___ Data extract ___

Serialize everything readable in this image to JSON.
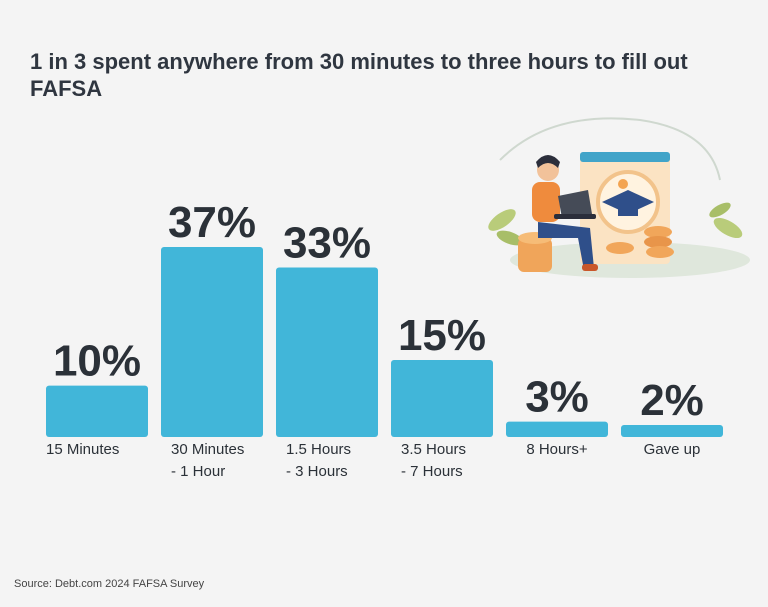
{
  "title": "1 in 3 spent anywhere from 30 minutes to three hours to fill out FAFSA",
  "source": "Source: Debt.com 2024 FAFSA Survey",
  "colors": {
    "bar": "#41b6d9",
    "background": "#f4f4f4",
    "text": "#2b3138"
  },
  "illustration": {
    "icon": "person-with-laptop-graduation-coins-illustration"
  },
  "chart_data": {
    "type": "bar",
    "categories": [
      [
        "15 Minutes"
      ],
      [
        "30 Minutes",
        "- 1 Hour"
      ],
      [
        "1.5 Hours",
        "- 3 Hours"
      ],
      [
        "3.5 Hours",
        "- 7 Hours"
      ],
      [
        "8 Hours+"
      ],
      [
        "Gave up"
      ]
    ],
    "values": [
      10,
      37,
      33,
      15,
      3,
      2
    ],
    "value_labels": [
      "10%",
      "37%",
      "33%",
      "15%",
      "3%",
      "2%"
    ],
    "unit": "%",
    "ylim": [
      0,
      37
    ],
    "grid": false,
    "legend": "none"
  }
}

___

_Written problem_
Take every line containing the word "illustration" and copy it.

_Solution to this problem_
  "illustration": {
    "icon": "person-with-laptop-graduation-coins-illustration"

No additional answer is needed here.